— Exercise goal —
Filter out everything except lines holding "move".

— Given records —

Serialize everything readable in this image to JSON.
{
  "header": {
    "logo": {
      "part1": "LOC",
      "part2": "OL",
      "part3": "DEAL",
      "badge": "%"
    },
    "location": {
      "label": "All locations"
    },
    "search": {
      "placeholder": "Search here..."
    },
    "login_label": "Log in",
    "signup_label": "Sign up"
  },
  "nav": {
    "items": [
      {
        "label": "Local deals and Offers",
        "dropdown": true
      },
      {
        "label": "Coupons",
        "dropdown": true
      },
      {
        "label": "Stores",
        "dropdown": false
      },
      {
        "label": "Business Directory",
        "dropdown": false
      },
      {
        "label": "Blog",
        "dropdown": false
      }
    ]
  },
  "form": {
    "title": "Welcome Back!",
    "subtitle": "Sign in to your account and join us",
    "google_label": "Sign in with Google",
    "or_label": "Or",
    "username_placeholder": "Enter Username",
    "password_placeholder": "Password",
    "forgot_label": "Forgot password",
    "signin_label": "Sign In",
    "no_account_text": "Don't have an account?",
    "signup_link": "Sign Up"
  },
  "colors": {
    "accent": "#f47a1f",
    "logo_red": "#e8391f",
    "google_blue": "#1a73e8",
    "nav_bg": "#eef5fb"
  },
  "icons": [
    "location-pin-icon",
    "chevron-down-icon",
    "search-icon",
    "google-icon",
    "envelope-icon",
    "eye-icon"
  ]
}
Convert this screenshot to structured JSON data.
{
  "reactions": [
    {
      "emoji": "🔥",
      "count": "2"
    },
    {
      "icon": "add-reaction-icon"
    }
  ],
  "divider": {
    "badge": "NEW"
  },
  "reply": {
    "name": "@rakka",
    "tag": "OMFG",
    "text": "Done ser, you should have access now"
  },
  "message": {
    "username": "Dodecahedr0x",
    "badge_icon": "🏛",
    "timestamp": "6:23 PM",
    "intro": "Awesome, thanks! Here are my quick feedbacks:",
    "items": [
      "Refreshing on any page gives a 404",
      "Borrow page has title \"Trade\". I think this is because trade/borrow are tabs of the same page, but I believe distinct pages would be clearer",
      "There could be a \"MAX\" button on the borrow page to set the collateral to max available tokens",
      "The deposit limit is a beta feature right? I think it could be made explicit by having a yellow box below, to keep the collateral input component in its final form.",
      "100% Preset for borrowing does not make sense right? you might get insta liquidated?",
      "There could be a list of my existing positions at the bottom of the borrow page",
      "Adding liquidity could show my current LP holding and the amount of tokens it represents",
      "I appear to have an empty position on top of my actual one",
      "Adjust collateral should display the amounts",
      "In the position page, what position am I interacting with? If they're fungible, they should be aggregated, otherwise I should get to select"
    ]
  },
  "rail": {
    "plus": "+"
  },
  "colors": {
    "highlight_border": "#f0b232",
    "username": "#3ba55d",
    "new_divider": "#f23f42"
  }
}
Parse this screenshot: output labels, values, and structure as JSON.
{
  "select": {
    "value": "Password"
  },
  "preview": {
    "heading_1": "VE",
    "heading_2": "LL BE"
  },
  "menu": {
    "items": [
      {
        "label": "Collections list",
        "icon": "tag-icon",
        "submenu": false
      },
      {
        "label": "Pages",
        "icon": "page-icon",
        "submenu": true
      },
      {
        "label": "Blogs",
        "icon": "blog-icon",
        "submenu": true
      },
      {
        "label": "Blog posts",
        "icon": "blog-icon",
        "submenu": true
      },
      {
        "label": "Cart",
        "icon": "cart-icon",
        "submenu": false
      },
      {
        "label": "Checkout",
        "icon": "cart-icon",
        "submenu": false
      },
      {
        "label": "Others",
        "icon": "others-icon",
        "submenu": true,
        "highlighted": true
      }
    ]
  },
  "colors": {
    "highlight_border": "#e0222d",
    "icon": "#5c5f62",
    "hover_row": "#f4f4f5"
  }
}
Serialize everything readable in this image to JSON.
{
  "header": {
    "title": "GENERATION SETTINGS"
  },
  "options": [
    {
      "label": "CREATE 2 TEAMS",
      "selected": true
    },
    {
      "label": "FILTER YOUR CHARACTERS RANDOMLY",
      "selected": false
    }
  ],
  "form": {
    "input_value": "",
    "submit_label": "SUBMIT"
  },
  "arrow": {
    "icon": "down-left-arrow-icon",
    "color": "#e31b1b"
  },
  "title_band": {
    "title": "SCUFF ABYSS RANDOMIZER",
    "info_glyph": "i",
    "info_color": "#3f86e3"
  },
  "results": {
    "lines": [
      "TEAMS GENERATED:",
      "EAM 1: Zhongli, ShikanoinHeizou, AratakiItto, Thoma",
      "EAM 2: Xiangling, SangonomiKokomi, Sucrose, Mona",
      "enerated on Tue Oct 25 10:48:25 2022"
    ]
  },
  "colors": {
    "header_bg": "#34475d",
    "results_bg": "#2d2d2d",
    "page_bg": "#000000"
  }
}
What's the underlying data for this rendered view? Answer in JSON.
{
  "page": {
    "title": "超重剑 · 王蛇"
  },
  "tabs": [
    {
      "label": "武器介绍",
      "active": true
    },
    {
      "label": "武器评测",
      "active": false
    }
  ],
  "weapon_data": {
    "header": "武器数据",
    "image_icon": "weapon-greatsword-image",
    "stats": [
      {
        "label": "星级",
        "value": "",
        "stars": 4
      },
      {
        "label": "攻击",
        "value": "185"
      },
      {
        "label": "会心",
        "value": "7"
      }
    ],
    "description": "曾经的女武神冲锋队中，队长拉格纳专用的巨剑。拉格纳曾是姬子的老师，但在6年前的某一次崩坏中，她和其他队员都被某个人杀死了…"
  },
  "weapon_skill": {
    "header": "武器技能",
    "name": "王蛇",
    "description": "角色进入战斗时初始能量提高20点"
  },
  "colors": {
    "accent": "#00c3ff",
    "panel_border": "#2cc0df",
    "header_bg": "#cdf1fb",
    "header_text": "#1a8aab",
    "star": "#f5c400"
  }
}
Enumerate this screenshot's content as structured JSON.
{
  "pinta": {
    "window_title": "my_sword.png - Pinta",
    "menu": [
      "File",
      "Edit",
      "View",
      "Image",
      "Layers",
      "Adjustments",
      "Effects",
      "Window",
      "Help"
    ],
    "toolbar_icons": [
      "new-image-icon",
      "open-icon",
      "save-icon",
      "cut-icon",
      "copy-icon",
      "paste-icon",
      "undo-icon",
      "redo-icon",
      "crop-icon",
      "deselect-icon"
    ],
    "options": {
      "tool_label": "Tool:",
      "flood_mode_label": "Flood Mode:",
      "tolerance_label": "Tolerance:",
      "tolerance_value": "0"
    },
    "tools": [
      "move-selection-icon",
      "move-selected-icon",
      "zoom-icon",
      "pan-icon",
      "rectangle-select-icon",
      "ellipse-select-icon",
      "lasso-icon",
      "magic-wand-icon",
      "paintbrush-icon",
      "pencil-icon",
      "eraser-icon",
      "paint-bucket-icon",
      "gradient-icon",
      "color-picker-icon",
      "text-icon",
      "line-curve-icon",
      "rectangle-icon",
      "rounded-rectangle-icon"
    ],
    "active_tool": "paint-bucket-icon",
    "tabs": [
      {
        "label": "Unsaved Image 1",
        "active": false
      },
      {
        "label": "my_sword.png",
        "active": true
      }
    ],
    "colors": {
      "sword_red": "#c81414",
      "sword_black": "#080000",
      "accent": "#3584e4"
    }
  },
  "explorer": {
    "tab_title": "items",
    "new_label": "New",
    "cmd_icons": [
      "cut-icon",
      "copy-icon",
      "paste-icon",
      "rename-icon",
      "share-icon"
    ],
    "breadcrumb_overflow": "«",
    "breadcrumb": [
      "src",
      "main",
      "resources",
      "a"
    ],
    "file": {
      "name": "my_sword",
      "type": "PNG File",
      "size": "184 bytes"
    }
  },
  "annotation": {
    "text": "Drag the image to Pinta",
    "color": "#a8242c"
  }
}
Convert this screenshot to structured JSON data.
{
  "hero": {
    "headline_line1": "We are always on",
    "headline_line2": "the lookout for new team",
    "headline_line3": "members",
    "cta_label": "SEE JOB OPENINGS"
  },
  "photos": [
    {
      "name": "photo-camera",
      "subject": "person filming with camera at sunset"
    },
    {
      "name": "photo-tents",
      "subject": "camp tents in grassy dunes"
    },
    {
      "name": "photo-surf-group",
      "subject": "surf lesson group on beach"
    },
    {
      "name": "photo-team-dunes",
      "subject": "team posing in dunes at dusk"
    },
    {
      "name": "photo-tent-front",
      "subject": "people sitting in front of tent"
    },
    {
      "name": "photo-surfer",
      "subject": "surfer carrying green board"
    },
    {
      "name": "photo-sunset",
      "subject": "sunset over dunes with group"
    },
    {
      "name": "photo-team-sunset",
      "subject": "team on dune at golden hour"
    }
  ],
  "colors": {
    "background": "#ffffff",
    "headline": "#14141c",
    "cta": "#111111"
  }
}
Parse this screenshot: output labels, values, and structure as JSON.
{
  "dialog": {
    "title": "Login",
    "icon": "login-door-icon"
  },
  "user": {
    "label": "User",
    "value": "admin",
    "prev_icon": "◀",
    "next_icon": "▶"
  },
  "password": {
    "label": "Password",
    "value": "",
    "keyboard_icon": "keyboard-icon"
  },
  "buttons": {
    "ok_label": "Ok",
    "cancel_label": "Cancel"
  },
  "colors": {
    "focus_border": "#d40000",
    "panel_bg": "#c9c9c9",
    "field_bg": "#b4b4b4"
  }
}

— Task response —
      "move-selection-icon",
      "move-selected-icon",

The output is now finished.